Return all of the entries word for word, but omit the pictures they contain.

Figure content listings
============

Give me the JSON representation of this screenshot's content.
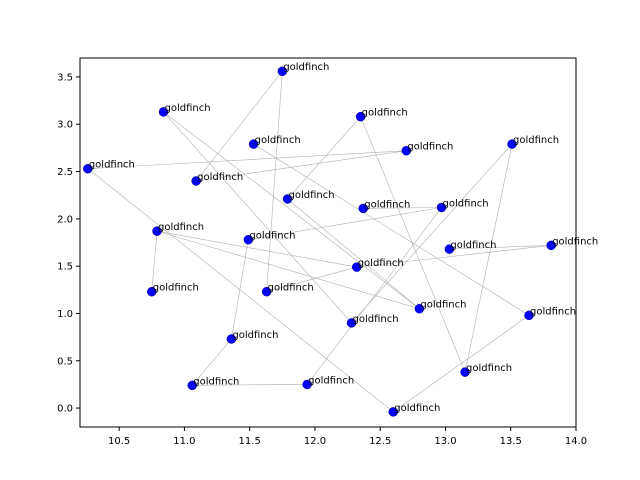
{
  "chart_data": {
    "type": "scatter",
    "title": "",
    "xlabel": "",
    "ylabel": "",
    "xlim": [
      10.2,
      14.0
    ],
    "ylim": [
      -0.2,
      3.7
    ],
    "xticks": [
      10.5,
      11.0,
      11.5,
      12.0,
      12.5,
      13.0,
      13.5,
      14.0
    ],
    "xtick_labels": [
      "10.5",
      "11.0",
      "11.5",
      "12.0",
      "12.5",
      "13.0",
      "13.5",
      "14.0"
    ],
    "yticks": [
      0.0,
      0.5,
      1.0,
      1.5,
      2.0,
      2.5,
      3.0,
      3.5
    ],
    "ytick_labels": [
      "0.0",
      "0.5",
      "1.0",
      "1.5",
      "2.0",
      "2.5",
      "3.0",
      "3.5"
    ],
    "grid": false,
    "point_color": "#0000ff",
    "edge_color": "#b0b0b0",
    "points": [
      {
        "x": 11.75,
        "y": 3.56,
        "label": "goldfinch"
      },
      {
        "x": 10.84,
        "y": 3.13,
        "label": "goldfinch"
      },
      {
        "x": 12.35,
        "y": 3.08,
        "label": "goldfinch"
      },
      {
        "x": 11.53,
        "y": 2.79,
        "label": "goldfinch"
      },
      {
        "x": 13.51,
        "y": 2.79,
        "label": "goldfinch"
      },
      {
        "x": 12.7,
        "y": 2.72,
        "label": "goldfinch"
      },
      {
        "x": 10.26,
        "y": 2.53,
        "label": "goldfinch"
      },
      {
        "x": 11.09,
        "y": 2.4,
        "label": "goldfinch"
      },
      {
        "x": 11.79,
        "y": 2.21,
        "label": "goldfinch"
      },
      {
        "x": 12.37,
        "y": 2.11,
        "label": "goldfinch"
      },
      {
        "x": 12.97,
        "y": 2.12,
        "label": "goldfinch"
      },
      {
        "x": 10.79,
        "y": 1.87,
        "label": "goldfinch"
      },
      {
        "x": 11.49,
        "y": 1.78,
        "label": "goldfinch"
      },
      {
        "x": 13.03,
        "y": 1.68,
        "label": "goldfinch"
      },
      {
        "x": 13.81,
        "y": 1.72,
        "label": "goldfinch"
      },
      {
        "x": 12.32,
        "y": 1.49,
        "label": "goldfinch"
      },
      {
        "x": 10.75,
        "y": 1.23,
        "label": "goldfinch"
      },
      {
        "x": 11.63,
        "y": 1.23,
        "label": "goldfinch"
      },
      {
        "x": 12.8,
        "y": 1.05,
        "label": "goldfinch"
      },
      {
        "x": 12.28,
        "y": 0.9,
        "label": "goldfinch"
      },
      {
        "x": 13.64,
        "y": 0.98,
        "label": "goldfinch"
      },
      {
        "x": 11.36,
        "y": 0.73,
        "label": "goldfinch"
      },
      {
        "x": 13.15,
        "y": 0.38,
        "label": "goldfinch"
      },
      {
        "x": 11.06,
        "y": 0.24,
        "label": "goldfinch"
      },
      {
        "x": 11.94,
        "y": 0.25,
        "label": "goldfinch"
      },
      {
        "x": 12.6,
        "y": -0.04,
        "label": "goldfinch"
      }
    ],
    "edges": [
      [
        0,
        7
      ],
      [
        0,
        17
      ],
      [
        1,
        19
      ],
      [
        1,
        18
      ],
      [
        2,
        22
      ],
      [
        2,
        8
      ],
      [
        3,
        20
      ],
      [
        4,
        19
      ],
      [
        4,
        22
      ],
      [
        5,
        6
      ],
      [
        5,
        7
      ],
      [
        6,
        25
      ],
      [
        8,
        18
      ],
      [
        9,
        10
      ],
      [
        10,
        12
      ],
      [
        11,
        16
      ],
      [
        11,
        18
      ],
      [
        13,
        14
      ],
      [
        14,
        15
      ],
      [
        15,
        17
      ],
      [
        20,
        25
      ],
      [
        21,
        12
      ],
      [
        21,
        23
      ],
      [
        23,
        24
      ],
      [
        24,
        10
      ],
      [
        15,
        11
      ]
    ]
  }
}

============

» TASK SOLUTION:
Give me the JSON representation of this screenshot's content.
{
  "chart_data": {
    "type": "scatter",
    "title": "",
    "xlabel": "",
    "ylabel": "",
    "xlim": [
      10.2,
      14.0
    ],
    "ylim": [
      -0.2,
      3.7
    ],
    "xticks": [
      10.5,
      11.0,
      11.5,
      12.0,
      12.5,
      13.0,
      13.5,
      14.0
    ],
    "xtick_labels": [
      "10.5",
      "11.0",
      "11.5",
      "12.0",
      "12.5",
      "13.0",
      "13.5",
      "14.0"
    ],
    "yticks": [
      0.0,
      0.5,
      1.0,
      1.5,
      2.0,
      2.5,
      3.0,
      3.5
    ],
    "ytick_labels": [
      "0.0",
      "0.5",
      "1.0",
      "1.5",
      "2.0",
      "2.5",
      "3.0",
      "3.5"
    ],
    "grid": false,
    "point_color": "#0000ff",
    "edge_color": "#b0b0b0",
    "points": [
      {
        "x": 11.75,
        "y": 3.56,
        "label": "goldfinch"
      },
      {
        "x": 10.84,
        "y": 3.13,
        "label": "goldfinch"
      },
      {
        "x": 12.35,
        "y": 3.08,
        "label": "goldfinch"
      },
      {
        "x": 11.53,
        "y": 2.79,
        "label": "goldfinch"
      },
      {
        "x": 13.51,
        "y": 2.79,
        "label": "goldfinch"
      },
      {
        "x": 12.7,
        "y": 2.72,
        "label": "goldfinch"
      },
      {
        "x": 10.26,
        "y": 2.53,
        "label": "goldfinch"
      },
      {
        "x": 11.09,
        "y": 2.4,
        "label": "goldfinch"
      },
      {
        "x": 11.79,
        "y": 2.21,
        "label": "goldfinch"
      },
      {
        "x": 12.37,
        "y": 2.11,
        "label": "goldfinch"
      },
      {
        "x": 12.97,
        "y": 2.12,
        "label": "goldfinch"
      },
      {
        "x": 10.79,
        "y": 1.87,
        "label": "goldfinch"
      },
      {
        "x": 11.49,
        "y": 1.78,
        "label": "goldfinch"
      },
      {
        "x": 13.03,
        "y": 1.68,
        "label": "goldfinch"
      },
      {
        "x": 13.81,
        "y": 1.72,
        "label": "goldfinch"
      },
      {
        "x": 12.32,
        "y": 1.49,
        "label": "goldfinch"
      },
      {
        "x": 10.75,
        "y": 1.23,
        "label": "goldfinch"
      },
      {
        "x": 11.63,
        "y": 1.23,
        "label": "goldfinch"
      },
      {
        "x": 12.8,
        "y": 1.05,
        "label": "goldfinch"
      },
      {
        "x": 12.28,
        "y": 0.9,
        "label": "goldfinch"
      },
      {
        "x": 13.64,
        "y": 0.98,
        "label": "goldfinch"
      },
      {
        "x": 11.36,
        "y": 0.73,
        "label": "goldfinch"
      },
      {
        "x": 13.15,
        "y": 0.38,
        "label": "goldfinch"
      },
      {
        "x": 11.06,
        "y": 0.24,
        "label": "goldfinch"
      },
      {
        "x": 11.94,
        "y": 0.25,
        "label": "goldfinch"
      },
      {
        "x": 12.6,
        "y": -0.04,
        "label": "goldfinch"
      }
    ],
    "edges": [
      [
        0,
        7
      ],
      [
        0,
        17
      ],
      [
        1,
        19
      ],
      [
        1,
        18
      ],
      [
        2,
        22
      ],
      [
        2,
        8
      ],
      [
        3,
        20
      ],
      [
        4,
        19
      ],
      [
        4,
        22
      ],
      [
        5,
        6
      ],
      [
        5,
        7
      ],
      [
        6,
        25
      ],
      [
        8,
        18
      ],
      [
        9,
        10
      ],
      [
        10,
        12
      ],
      [
        11,
        16
      ],
      [
        11,
        18
      ],
      [
        13,
        14
      ],
      [
        14,
        15
      ],
      [
        15,
        17
      ],
      [
        20,
        25
      ],
      [
        21,
        12
      ],
      [
        21,
        23
      ],
      [
        23,
        24
      ],
      [
        24,
        10
      ],
      [
        15,
        11
      ]
    ]
  }
}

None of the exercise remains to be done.